**What to do**
Skip every image and restate the data word for word.
***
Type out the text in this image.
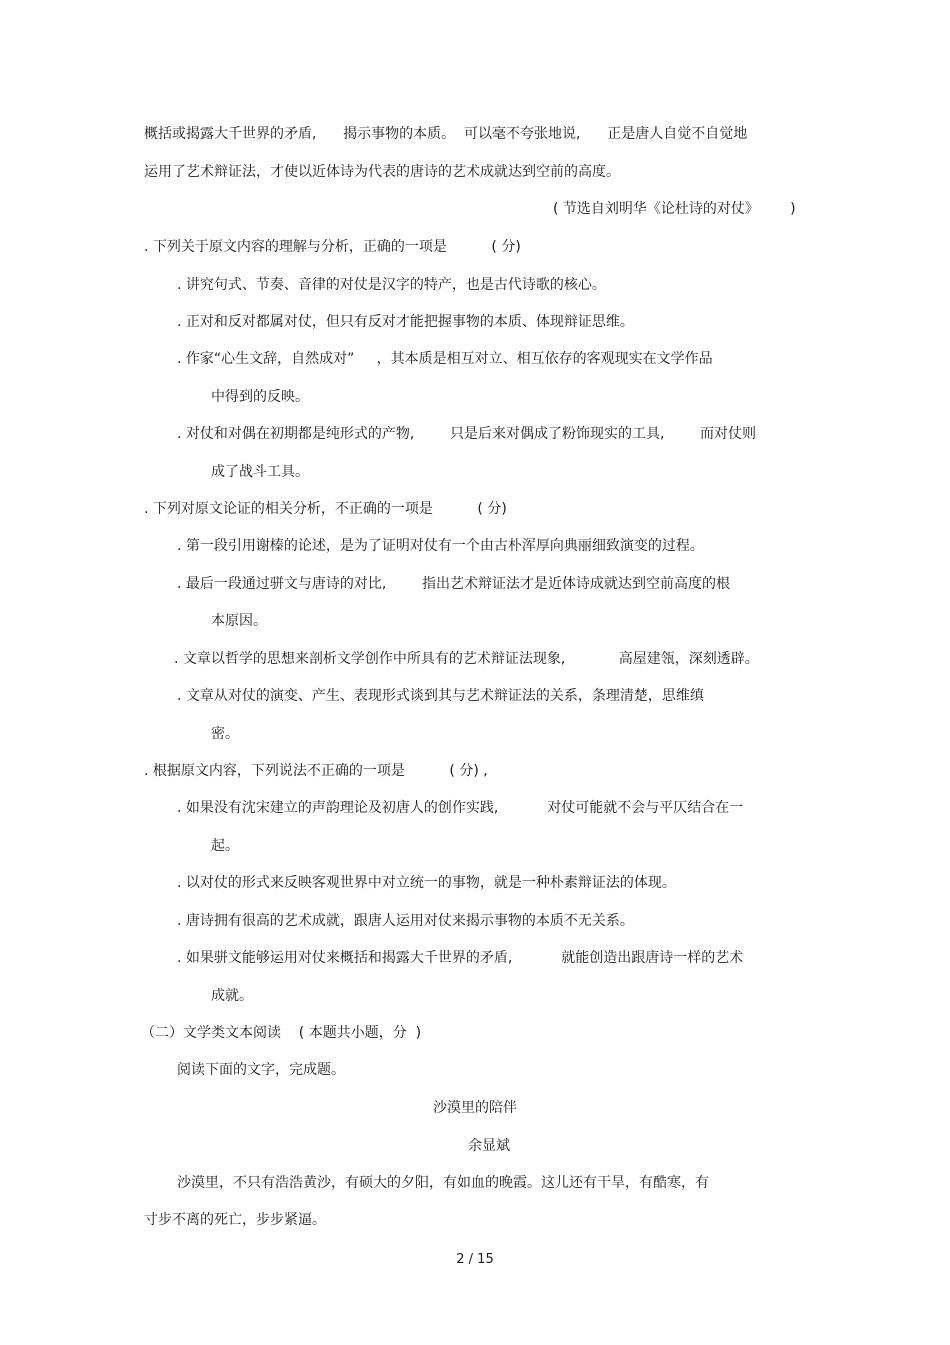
概括或揭露大千世界的矛盾,      揭示事物的本质。  可以毫不夸张地说,      正是唐人自觉不自觉地
运用了艺术辩证法，才使以近体诗为代表的唐诗的艺术成就达到空前的高度。
( 节选自刘明华《论杜诗的对仗》       )
. 下列关于原文内容的理解与分析，正确的一项是          ( 分)
. 讲究句式、节奏、音律的对仗是汉字的特产，也是古代诗歌的核心。
. 正对和反对都属对仗，但只有反对才能把握事物的本质、体现辩证思维。
. 作家“心生文辞，自然成对”     ，其本质是相互对立、相互依存的客观现实在文学作品
中得到的反映。
. 对仗和对偶在初期都是纯形式的产物,        只是后来对偶成了粉饰现实的工具,        而对仗则
成了战斗工具。
. 下列对原文论证的相关分析，不正确的一项是          ( 分)
. 第一段引用谢榛的论述，是为了证明对仗有一个由古朴浑厚向典丽细致演变的过程。
. 最后一段通过骈文与唐诗的对比,        指出艺术辩证法才是近体诗成就达到空前高度的根
本原因。
. 文章以哲学的思想来剖析文学创作中所具有的艺术辩证法现象,            高屋建瓴，深刻透辟。
. 文章从对仗的演变、产生、表现形式谈到其与艺术辩证法的关系，条理清楚，思维缜
密。
. 根据原文内容，下列说法不正确的一项是          ( 分) ,
. 如果没有沈宋建立的声韵理论及初唐人的创作实践,           对仗可能就不会与平仄结合在一
起。
. 以对仗的形式来反映客观世界中对立统一的事物，就是一种朴素辩证法的体现。
. 唐诗拥有很高的艺术成就，跟唐人运用对仗来揭示事物的本质不无关系。
. 如果骈文能够运用对仗来概括和揭露大千世界的矛盾,           就能创造出跟唐诗一样的艺术
成就。
（二）文学类文本阅读    ( 本题共小题，分  )
阅读下面的文字，完成题。
沙漠里的陪伴
余显斌
沙漠里，不只有浩浩黄沙，有硕大的夕阳，有如血的晚霞。这儿还有干旱，有酷寒，有
寸步不离的死亡，步步紧逼。
2 / 15
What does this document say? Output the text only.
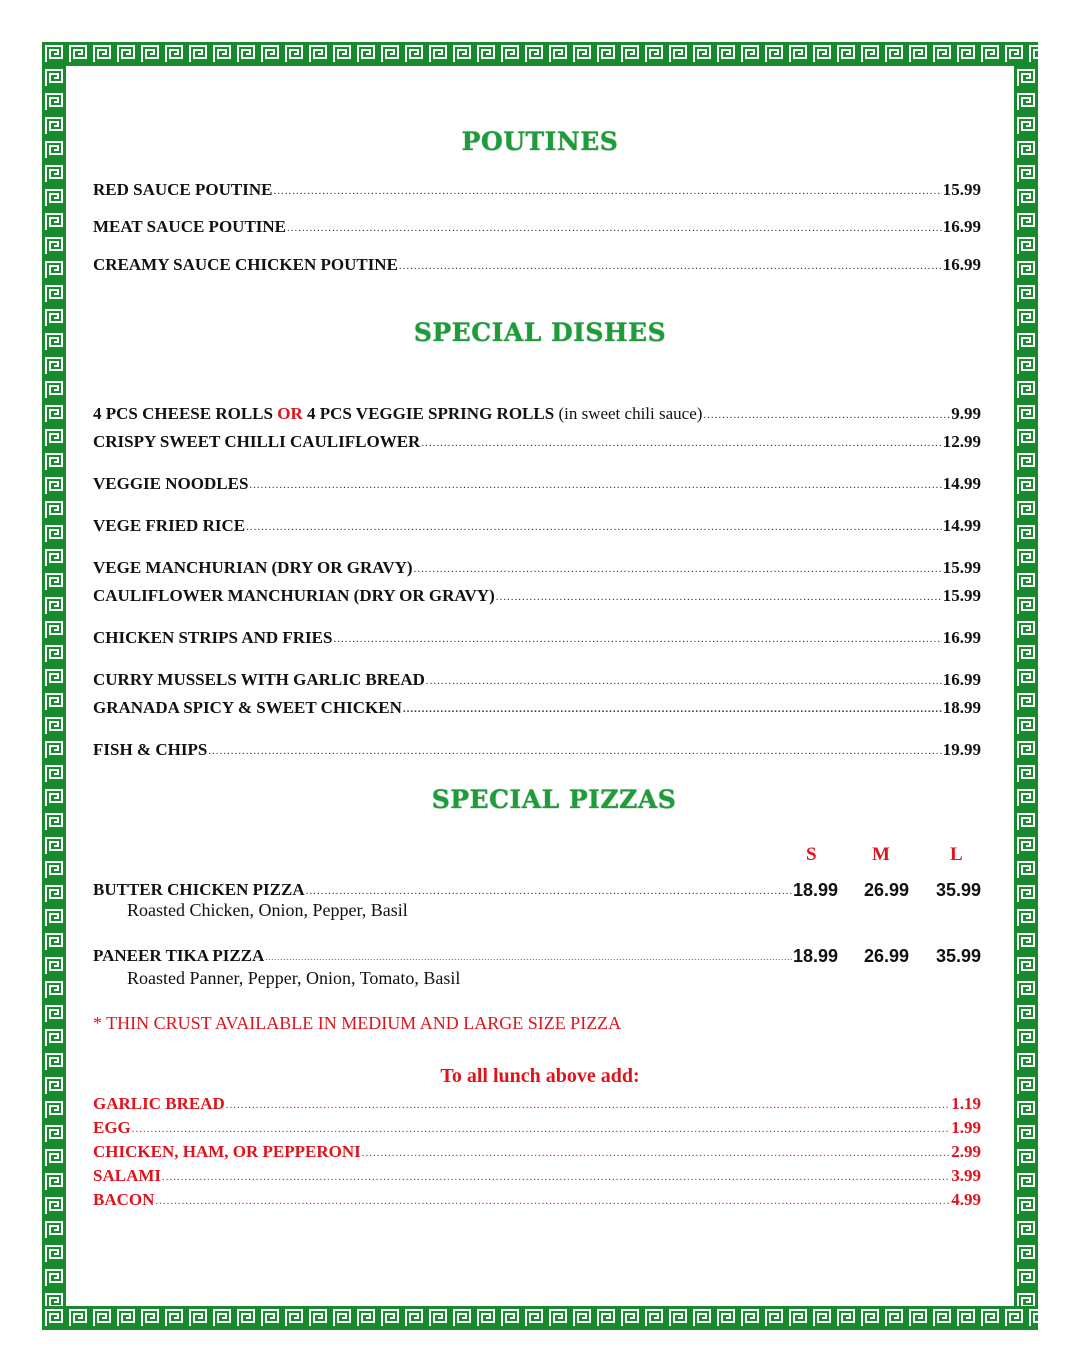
POUTINES
RED SAUCE POUTINE .....	15.99
MEAT SAUCE POUTINE .....	16.99
CREAMY SAUCE CHICKEN POUTINE .....	16.99
SPECIAL DISHES
4 PCS CHEESE ROLLS OR 4 PCS VEGGIE SPRING ROLLS (in sweet chili sauce) .....	9.99
CRISPY SWEET CHILLI CAULIFLOWER .....	12.99
VEGGIE NOODLES .....	14.99
VEGE FRIED RICE .....	14.99
VEGE MANCHURIAN (DRY OR GRAVY) .....	15.99
CAULIFLOWER MANCHURIAN (DRY OR GRAVY) .....	15.99
CHICKEN STRIPS AND FRIES .....	16.99
CURRY MUSSELS WITH GARLIC BREAD .....	16.99
GRANADA SPICY & SWEET CHICKEN .....	18.99
FISH & CHIPS .....	19.99
SPECIAL PIZZAS
S	M	L
BUTTER CHICKEN PIZZA .....	18.99 26.99 35.99
Roasted Chicken, Onion, Pepper, Basil
PANEER TIKA PIZZA .....	18.99 26.99 35.99
Roasted Panner, Pepper, Onion, Tomato, Basil
* THIN CRUST AVAILABLE IN MEDIUM AND LARGE SIZE PIZZA
To all lunch above add:
GARLIC BREAD .....	1.19
EGG .....	1.99
CHICKEN, HAM, OR PEPPERONI .....	2.99
SALAMI .....	3.99
BACON .....	4.99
***
**Problem solution**
Type out the text in this image.
概括或揭露大千世界的矛盾,      揭示事物的本质。  可以毫不夸张地说,      正是唐人自觉不自觉地
运用了艺术辩证法，才使以近体诗为代表的唐诗的艺术成就达到空前的高度。
( 节选自刘明华《论杜诗的对仗》       )
. 下列关于原文内容的理解与分析，正确的一项是          ( 分)
. 讲究句式、节奏、音律的对仗是汉字的特产，也是古代诗歌的核心。
. 正对和反对都属对仗，但只有反对才能把握事物的本质、体现辩证思维。
. 作家“心生文辞，自然成对”     ，其本质是相互对立、相互依存的客观现实在文学作品
中得到的反映。
. 对仗和对偶在初期都是纯形式的产物,        只是后来对偶成了粉饰现实的工具,        而对仗则
成了战斗工具。
. 下列对原文论证的相关分析，不正确的一项是          ( 分)
. 第一段引用谢榛的论述，是为了证明对仗有一个由古朴浑厚向典丽细致演变的过程。
. 最后一段通过骈文与唐诗的对比,        指出艺术辩证法才是近体诗成就达到空前高度的根
本原因。
. 文章以哲学的思想来剖析文学创作中所具有的艺术辩证法现象,            高屋建瓴，深刻透辟。
. 文章从对仗的演变、产生、表现形式谈到其与艺术辩证法的关系，条理清楚，思维缜
密。
. 根据原文内容，下列说法不正确的一项是          ( 分) ,
. 如果没有沈宋建立的声韵理论及初唐人的创作实践,           对仗可能就不会与平仄结合在一
起。
. 以对仗的形式来反映客观世界中对立统一的事物，就是一种朴素辩证法的体现。
. 唐诗拥有很高的艺术成就，跟唐人运用对仗来揭示事物的本质不无关系。
. 如果骈文能够运用对仗来概括和揭露大千世界的矛盾,           就能创造出跟唐诗一样的艺术
成就。
（二）文学类文本阅读    ( 本题共小题，分  )
阅读下面的文字，完成题。
沙漠里的陪伴
余显斌
沙漠里，不只有浩浩黄沙，有硕大的夕阳，有如血的晚霞。这儿还有干旱，有酷寒，有
寸步不离的死亡，步步紧逼。
2 / 15
What does this document say? Output the text only.
POUTINES
RED SAUCE POUTINE .....	15.99
MEAT SAUCE POUTINE .....	16.99
CREAMY SAUCE CHICKEN POUTINE .....	16.99
SPECIAL DISHES
4 PCS CHEESE ROLLS OR 4 PCS VEGGIE SPRING ROLLS (in sweet chili sauce) .....	9.99
CRISPY SWEET CHILLI CAULIFLOWER .....	12.99
VEGGIE NOODLES .....	14.99
VEGE FRIED RICE .....	14.99
VEGE MANCHURIAN (DRY OR GRAVY) .....	15.99
CAULIFLOWER MANCHURIAN (DRY OR GRAVY) .....	15.99
CHICKEN STRIPS AND FRIES .....	16.99
CURRY MUSSELS WITH GARLIC BREAD .....	16.99
GRANADA SPICY & SWEET CHICKEN .....	18.99
FISH & CHIPS .....	19.99
SPECIAL PIZZAS
S	M	L
BUTTER CHICKEN PIZZA .....	18.99 26.99 35.99
Roasted Chicken, Onion, Pepper, Basil
PANEER TIKA PIZZA .....	18.99 26.99 35.99
Roasted Panner, Pepper, Onion, Tomato, Basil
* THIN CRUST AVAILABLE IN MEDIUM AND LARGE SIZE PIZZA
To all lunch above add:
GARLIC BREAD .....	1.19
EGG .....	1.99
CHICKEN, HAM, OR PEPPERONI .....	2.99
SALAMI .....	3.99
BACON .....	4.99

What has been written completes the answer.